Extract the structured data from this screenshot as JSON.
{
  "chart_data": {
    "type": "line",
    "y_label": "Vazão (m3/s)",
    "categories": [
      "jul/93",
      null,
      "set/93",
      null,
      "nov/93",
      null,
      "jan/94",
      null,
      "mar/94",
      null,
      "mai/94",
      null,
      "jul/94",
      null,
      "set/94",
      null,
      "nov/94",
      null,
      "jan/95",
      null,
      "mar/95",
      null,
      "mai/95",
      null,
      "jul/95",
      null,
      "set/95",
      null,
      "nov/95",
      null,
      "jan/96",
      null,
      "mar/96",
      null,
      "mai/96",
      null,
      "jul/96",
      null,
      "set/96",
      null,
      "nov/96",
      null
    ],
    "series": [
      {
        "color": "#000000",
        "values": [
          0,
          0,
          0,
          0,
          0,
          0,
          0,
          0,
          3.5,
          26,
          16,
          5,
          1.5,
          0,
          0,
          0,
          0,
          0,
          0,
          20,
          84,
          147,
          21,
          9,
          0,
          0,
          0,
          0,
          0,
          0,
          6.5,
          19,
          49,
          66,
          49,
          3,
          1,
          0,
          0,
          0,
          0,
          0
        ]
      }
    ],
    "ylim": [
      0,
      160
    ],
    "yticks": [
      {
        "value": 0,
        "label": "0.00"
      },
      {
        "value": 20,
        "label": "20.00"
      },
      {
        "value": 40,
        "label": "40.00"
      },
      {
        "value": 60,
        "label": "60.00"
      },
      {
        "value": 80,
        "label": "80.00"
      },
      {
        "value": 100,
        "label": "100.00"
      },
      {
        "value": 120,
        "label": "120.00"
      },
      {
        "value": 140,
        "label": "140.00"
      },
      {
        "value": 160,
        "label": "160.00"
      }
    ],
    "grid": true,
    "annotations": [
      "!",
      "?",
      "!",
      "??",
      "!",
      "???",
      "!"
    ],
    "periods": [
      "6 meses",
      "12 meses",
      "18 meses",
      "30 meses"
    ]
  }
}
§ §
Your instructions —
Repeat the entries shown above, every one, word for word.

Reply —
Extract the structured data from this screenshot as JSON.
{
  "chart_data": {
    "type": "line",
    "y_label": "Vazão (m3/s)",
    "categories": [
      "jul/93",
      null,
      "set/93",
      null,
      "nov/93",
      null,
      "jan/94",
      null,
      "mar/94",
      null,
      "mai/94",
      null,
      "jul/94",
      null,
      "set/94",
      null,
      "nov/94",
      null,
      "jan/95",
      null,
      "mar/95",
      null,
      "mai/95",
      null,
      "jul/95",
      null,
      "set/95",
      null,
      "nov/95",
      null,
      "jan/96",
      null,
      "mar/96",
      null,
      "mai/96",
      null,
      "jul/96",
      null,
      "set/96",
      null,
      "nov/96",
      null
    ],
    "series": [
      {
        "color": "#000000",
        "values": [
          0,
          0,
          0,
          0,
          0,
          0,
          0,
          0,
          3.5,
          26,
          16,
          5,
          1.5,
          0,
          0,
          0,
          0,
          0,
          0,
          20,
          84,
          147,
          21,
          9,
          0,
          0,
          0,
          0,
          0,
          0,
          6.5,
          19,
          49,
          66,
          49,
          3,
          1,
          0,
          0,
          0,
          0,
          0
        ]
      }
    ],
    "ylim": [
      0,
      160
    ],
    "yticks": [
      {
        "value": 0,
        "label": "0.00"
      },
      {
        "value": 20,
        "label": "20.00"
      },
      {
        "value": 40,
        "label": "40.00"
      },
      {
        "value": 60,
        "label": "60.00"
      },
      {
        "value": 80,
        "label": "80.00"
      },
      {
        "value": 100,
        "label": "100.00"
      },
      {
        "value": 120,
        "label": "120.00"
      },
      {
        "value": 140,
        "label": "140.00"
      },
      {
        "value": 160,
        "label": "160.00"
      }
    ],
    "grid": true,
    "annotations": [
      "!",
      "?",
      "!",
      "??",
      "!",
      "???",
      "!"
    ],
    "periods": [
      "6 meses",
      "12 meses",
      "18 meses",
      "30 meses"
    ]
  }
}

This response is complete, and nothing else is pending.